> **WRITTEN TASK**
Pictures in the data below are not part of the copy; transcribe everything else exactly.

> **INFORMATION PROVIDED**
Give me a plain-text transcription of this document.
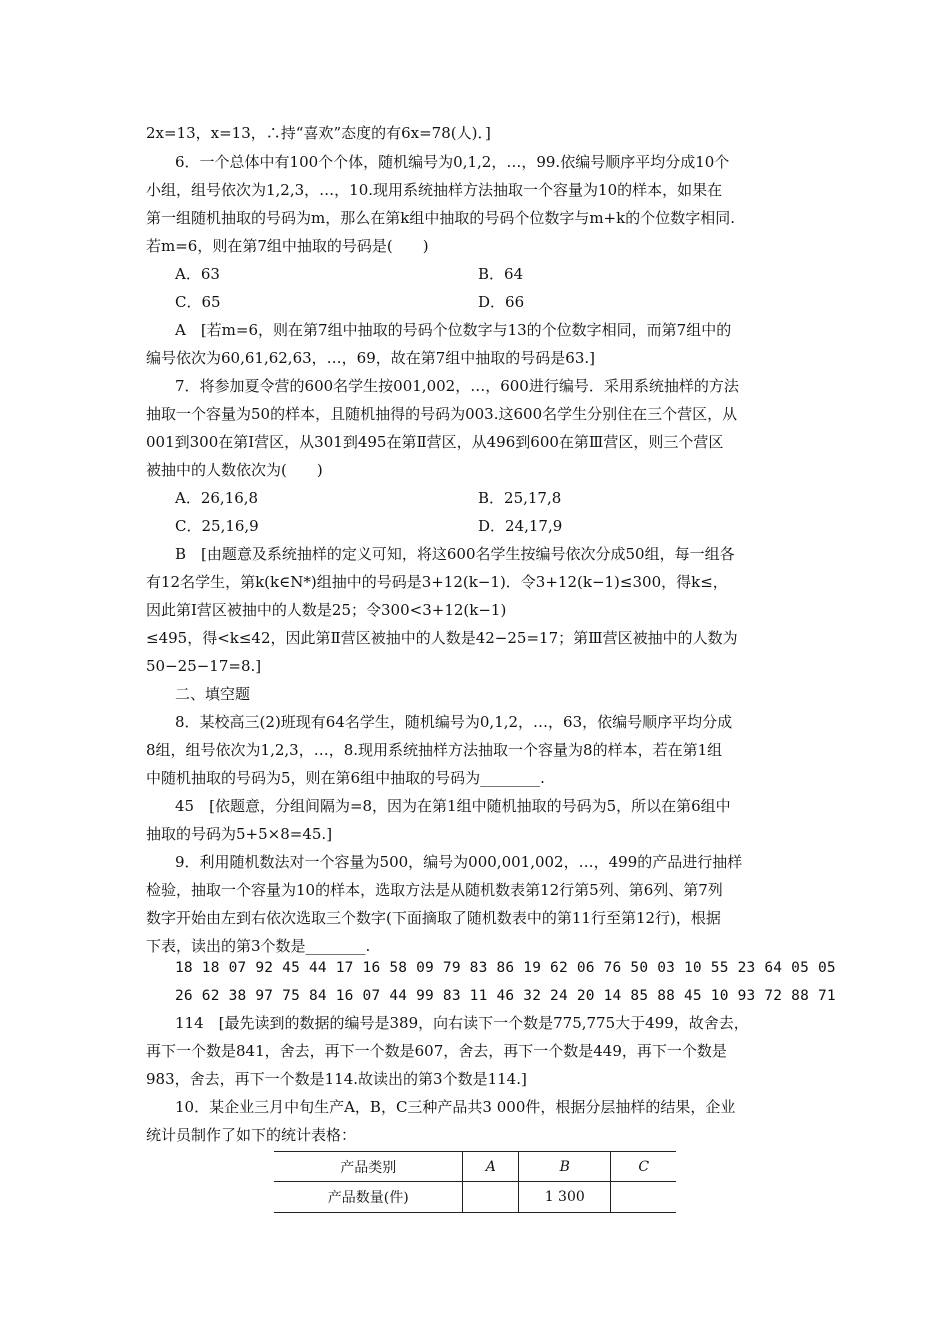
2x=13，x=13，∴持“喜欢”态度的有6x=78(人)．]
6．一个总体中有100个个体，随机编号为0,1,2，…，99.依编号顺序平均分成10个
小组，组号依次为1,2,3，…，10.现用系统抽样方法抽取一个容量为10的样本，如果在
第一组随机抽取的号码为m，那么在第k组中抽取的号码个位数字与m+k的个位数字相同.
若m=6，则在第7组中抽取的号码是(　　)
A　[若m=6，则在第7组中抽取的号码个位数字与13的个位数字相同，而第7组中的
编号依次为60,61,62,63，…，69，故在第7组中抽取的号码是63.]
7．将参加夏令营的600名学生按001,002，…，600进行编号．采用系统抽样的方法
抽取一个容量为50的样本，且随机抽得的号码为003.这600名学生分别住在三个营区，从
001到300在第Ⅰ营区，从301到495在第Ⅱ营区，从496到600在第Ⅲ营区，则三个营区
被抽中的人数依次为(　　)
B　[由题意及系统抽样的定义可知，将这600名学生按编号依次分成50组，每一组各
有12名学生，第k(k∈N*)组抽中的号码是3+12(k−1)．令3+12(k−1)≤300，得k≤，
因此第Ⅰ营区被抽中的人数是25；令300<3+12(k−1)
≤495，得<k≤42，因此第Ⅱ营区被抽中的人数是42−25=17；第Ⅲ营区被抽中的人数为
50−25−17=8.]
二、填空题
8．某校高三(2)班现有64名学生，随机编号为0,1,2，…，63，依编号顺序平均分成
8组，组号依次为1,2,3，…，8.现用系统抽样方法抽取一个容量为8的样本，若在第1组
中随机抽取的号码为5，则在第6组中抽取的号码为________.
45　[依题意，分组间隔为=8，因为在第1组中随机抽取的号码为5，所以在第6组中
抽取的号码为5+5×8=45.]
9．利用随机数法对一个容量为500，编号为000,001,002，…，499的产品进行抽样
检验，抽取一个容量为10的样本，选取方法是从随机数表第12行第5列、第6列、第7列
数字开始由左到右依次选取三个数字(下面摘取了随机数表中的第11行至第12行)，根据
下表，读出的第3个数是________.
114　[最先读到的数据的编号是389，向右读下一个数是775,775大于499，故舍去，
再下一个数是841，舍去，再下一个数是607，舍去，再下一个数是449，再下一个数是
983，舍去，再下一个数是114.故读出的第3个数是114.]
10．某企业三月中旬生产A，B，C三种产品共3 000件，根据分层抽样的结果，企业
统计员制作了如下的统计表格：
A．63	B．64
C．65	D．66
A．26,16,8	B．25,17,8
C．25,16,9	D．24,17,9
18 18 07 92 45 44 17 16 58 09 79 83 86 19 62 06 76 50 03 10 55 23 64 05 05
26 62 38 97 75 84 16 07 44 99 83 11 46 32 24 20 14 85 88 45 10 93 72 88 71
产品类别	A	B	C
产品数量(件)		1 300	
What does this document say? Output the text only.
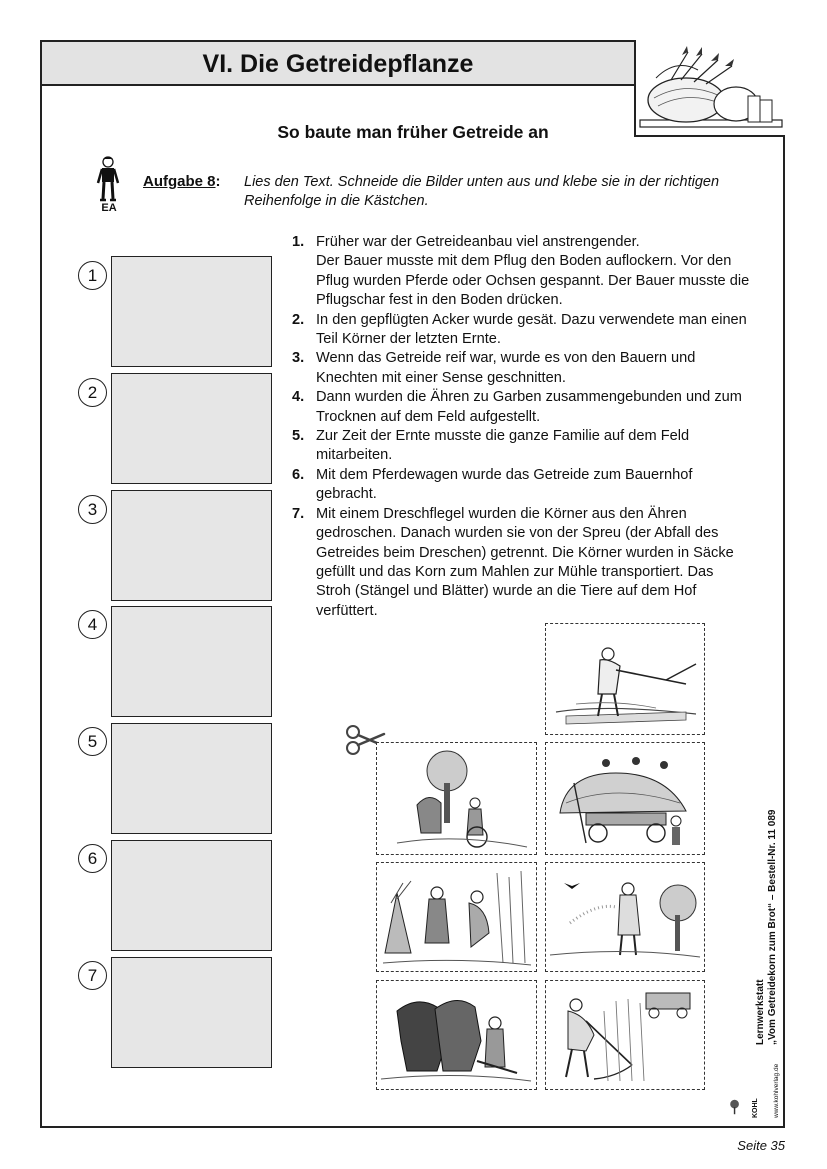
VI. Die Getreidepflanze
So baute man früher Getreide an
EA
Aufgabe 8: Lies den Text. Schneide die Bilder unten aus und klebe sie in der richtigen Reihenfolge in die Kästchen.
1
2
3
4
5
6
7
1. Früher war der Getreideanbau viel anstrengender.
Der Bauer musste mit dem Pflug den Boden auflockern. Vor den Pflug wurden Pferde oder Ochsen gespannt. Der Bauer musste die Pflugschar fest in den Boden drücken.
2. In den gepflügten Acker wurde gesät. Dazu verwendete man einen Teil Körner der letzten Ernte.
3. Wenn das Getreide reif war, wurde es von den Bauern und Knechten mit einer Sense geschnitten.
4. Dann wurden die Ähren zu Garben zusammengebunden und zum Trocknen auf dem Feld aufgestellt.
5. Zur Zeit der Ernte musste die ganze Familie auf dem Feld mitarbeiten.
6. Mit dem Pferdewagen wurde das Getreide zum Bauernhof gebracht.
7. Mit einem Dreschflegel wurden die Körner aus den Ähren gedroschen. Danach wurden sie von der Spreu (der Abfall des Getreides beim Dreschen) getrennt. Die Körner wurden in Säcke gefüllt und das Korn zum Mahlen zur Mühle transportiert. Das Stroh (Stängel und Blätter) wurde an die Tiere auf dem Hof verfüttert.
Lernwerkstatt „Vom Getreidekorn zum Brot“ – Bestell-Nr. 11 089
KOHL www.kohlverlag.de
Seite 35
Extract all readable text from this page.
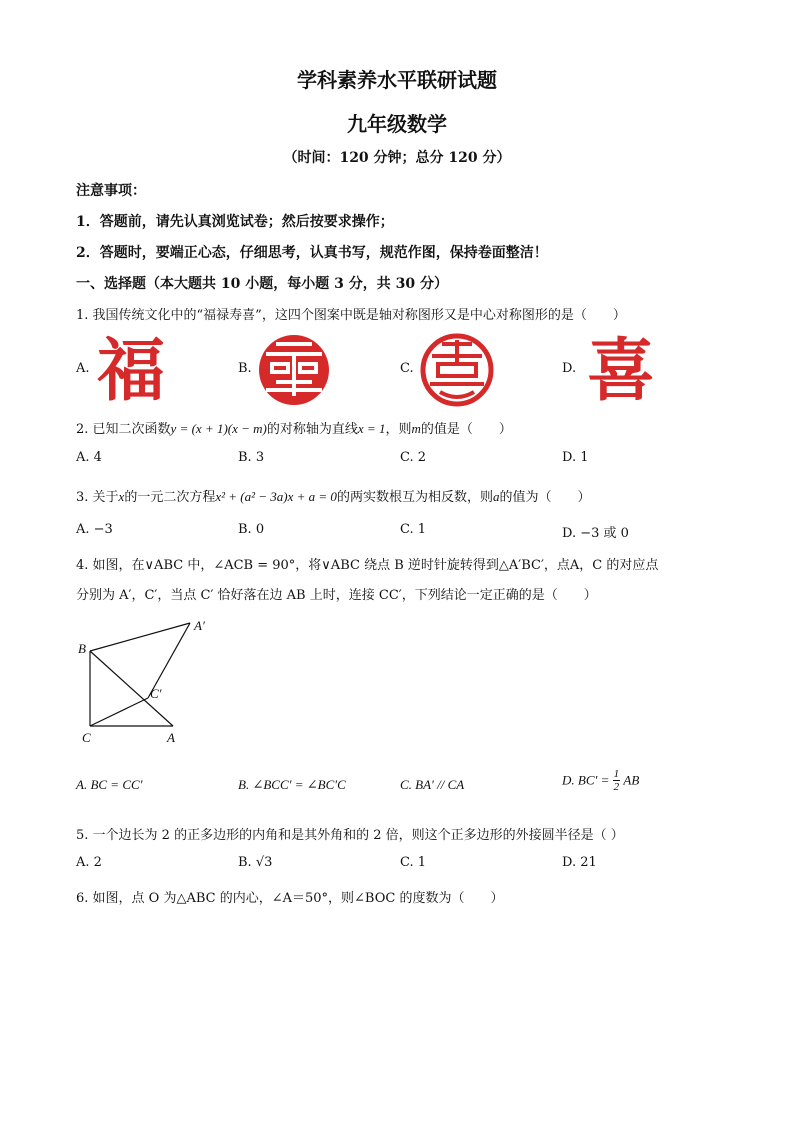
学科素养水平联研试题
九年级数学
（时间：120 分钟；总分 120 分）
注意事项：
1．答题前，请先认真浏览试卷；然后按要求操作；
2．答题时，要端正心态，仔细思考，认真书写，规范作图，保持卷面整洁！
一、选择题（本大题共 10 小题，每小题 3 分，共 30 分）
1. 我国传统文化中的“福禄寿喜”，这四个图案中既是轴对称图形又是中心对称图形的是（　　）
A.	B.	C.	D.
福	喜
2. 已知二次函数y = (x + 1)(x − m)的对称轴为直线x = 1，则m的值是（　　）
A. 4	B. 3	C. 2	D. 1
3. 关于x的一元二次方程x² + (a² − 3a)x + a = 0的两实数根互为相反数，则a的值为（　　）
A. −3	B. 0	C. 1	D. −3 或 0
4. 如图，在∨ABC 中，∠ACB = 90°，将∨ABC 绕点 B 逆时针旋转得到△A′BC′，点A，C 的对应点
分别为 A′，C′，当点 C′ 恰好落在边 AB 上时，连接 CC′，下列结论一定正确的是（　　）
B
C	A
A′
C′
A. BC = CC′	B. ∠BCC′ = ∠BC′C	C. BA′ // CA	D. $BC' = \frac{1}{2}$ AB
5. 一个边长为 2 的正多边形的内角和是其外角和的 2 倍，则这个正多边形的外接圆半径是（ ）
A. 2	B. √3	C. 1	D. 21
6. 如图，点 O 为△ABC 的内心，∠A＝50°，则∠BOC 的度数为（　　）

> **TASK RESPONSE**
Give me a plain-text transcription of this document.
2x=13，x=13，∴持“喜欢”态度的有6x=78(人)．]
6．一个总体中有100个个体，随机编号为0,1,2，…，99.依编号顺序平均分成10个
小组，组号依次为1,2,3，…，10.现用系统抽样方法抽取一个容量为10的样本，如果在
第一组随机抽取的号码为m，那么在第k组中抽取的号码个位数字与m+k的个位数字相同.
若m=6，则在第7组中抽取的号码是(　　)
A　[若m=6，则在第7组中抽取的号码个位数字与13的个位数字相同，而第7组中的
编号依次为60,61,62,63，…，69，故在第7组中抽取的号码是63.]
7．将参加夏令营的600名学生按001,002，…，600进行编号．采用系统抽样的方法
抽取一个容量为50的样本，且随机抽得的号码为003.这600名学生分别住在三个营区，从
001到300在第Ⅰ营区，从301到495在第Ⅱ营区，从496到600在第Ⅲ营区，则三个营区
被抽中的人数依次为(　　)
B　[由题意及系统抽样的定义可知，将这600名学生按编号依次分成50组，每一组各
有12名学生，第k(k∈N*)组抽中的号码是3+12(k−1)．令3+12(k−1)≤300，得k≤，
因此第Ⅰ营区被抽中的人数是25；令300<3+12(k−1)
≤495，得<k≤42，因此第Ⅱ营区被抽中的人数是42−25=17；第Ⅲ营区被抽中的人数为
50−25−17=8.]
二、填空题
8．某校高三(2)班现有64名学生，随机编号为0,1,2，…，63，依编号顺序平均分成
8组，组号依次为1,2,3，…，8.现用系统抽样方法抽取一个容量为8的样本，若在第1组
中随机抽取的号码为5，则在第6组中抽取的号码为________.
45　[依题意，分组间隔为=8，因为在第1组中随机抽取的号码为5，所以在第6组中
抽取的号码为5+5×8=45.]
9．利用随机数法对一个容量为500，编号为000,001,002，…，499的产品进行抽样
检验，抽取一个容量为10的样本，选取方法是从随机数表第12行第5列、第6列、第7列
数字开始由左到右依次选取三个数字(下面摘取了随机数表中的第11行至第12行)，根据
下表，读出的第3个数是________.
114　[最先读到的数据的编号是389，向右读下一个数是775,775大于499，故舍去，
再下一个数是841，舍去，再下一个数是607，舍去，再下一个数是449，再下一个数是
983，舍去，再下一个数是114.故读出的第3个数是114.]
10．某企业三月中旬生产A，B，C三种产品共3 000件，根据分层抽样的结果，企业
统计员制作了如下的统计表格：
A．63	B．64
C．65	D．66
A．26,16,8	B．25,17,8
C．25,16,9	D．24,17,9
18 18 07 92 45 44 17 16 58 09 79 83 86 19 62 06 76 50 03 10 55 23 64 05 05
26 62 38 97 75 84 16 07 44 99 83 11 46 32 24 20 14 85 88 45 10 93 72 88 71
产品类别	A	B	C
产品数量(件)		1 300	
What does this document say? Output the text only.
VI. Die Getreidepflanze
So baute man früher Getreide an
EA
Aufgabe 8: Lies den Text. Schneide die Bilder unten aus und klebe sie in der richtigen Reihenfolge in die Kästchen.
1
2
3
4
5
6
7
1. Früher war der Getreideanbau viel anstrengender.
Der Bauer musste mit dem Pflug den Boden auflockern. Vor den Pflug wurden Pferde oder Ochsen gespannt. Der Bauer musste die Pflugschar fest in den Boden drücken.
2. In den gepflügten Acker wurde gesät. Dazu verwendete man einen Teil Körner der letzten Ernte.
3. Wenn das Getreide reif war, wurde es von den Bauern und Knechten mit einer Sense geschnitten.
4. Dann wurden die Ähren zu Garben zusammengebunden und zum Trocknen auf dem Feld aufgestellt.
5. Zur Zeit der Ernte musste die ganze Familie auf dem Feld mitarbeiten.
6. Mit dem Pferdewagen wurde das Getreide zum Bauernhof gebracht.
7. Mit einem Dreschflegel wurden die Körner aus den Ähren gedroschen. Danach wurden sie von der Spreu (der Abfall des Getreides beim Dreschen) getrennt. Die Körner wurden in Säcke gefüllt und das Korn zum Mahlen zur Mühle transportiert. Das Stroh (Stängel und Blätter) wurde an die Tiere auf dem Hof verfüttert.
Lernwerkstatt „Vom Getreidekorn zum Brot“ – Bestell-Nr. 11 089
KOHL www.kohlverlag.de
Seite 35
Extract all readable text from this page.
学科素养水平联研试题
九年级数学
（时间：120 分钟；总分 120 分）
注意事项：
1．答题前，请先认真浏览试卷；然后按要求操作；
2．答题时，要端正心态，仔细思考，认真书写，规范作图，保持卷面整洁！
一、选择题（本大题共 10 小题，每小题 3 分，共 30 分）
1. 我国传统文化中的“福禄寿喜”，这四个图案中既是轴对称图形又是中心对称图形的是（　　）
A.	B.	C.	D.
福	喜
2. 已知二次函数y = (x + 1)(x − m)的对称轴为直线x = 1，则m的值是（　　）
A. 4	B. 3	C. 2	D. 1
3. 关于x的一元二次方程x² + (a² − 3a)x + a = 0的两实数根互为相反数，则a的值为（　　）
A. −3	B. 0	C. 1	D. −3 或 0
4. 如图，在∨ABC 中，∠ACB = 90°，将∨ABC 绕点 B 逆时针旋转得到△A′BC′，点A，C 的对应点
分别为 A′，C′，当点 C′ 恰好落在边 AB 上时，连接 CC′，下列结论一定正确的是（　　）
B
C	A
A′
C′
A. BC = CC′	B. ∠BCC′ = ∠BC′C	C. BA′ // CA	D. $BC' = \frac{1}{2}$ AB
5. 一个边长为 2 的正多边形的内角和是其外角和的 2 倍，则这个正多边形的外接圆半径是（ ）
A. 2	B. √3	C. 1	D. 21
6. 如图，点 O 为△ABC 的内心，∠A＝50°，则∠BOC 的度数为（　　）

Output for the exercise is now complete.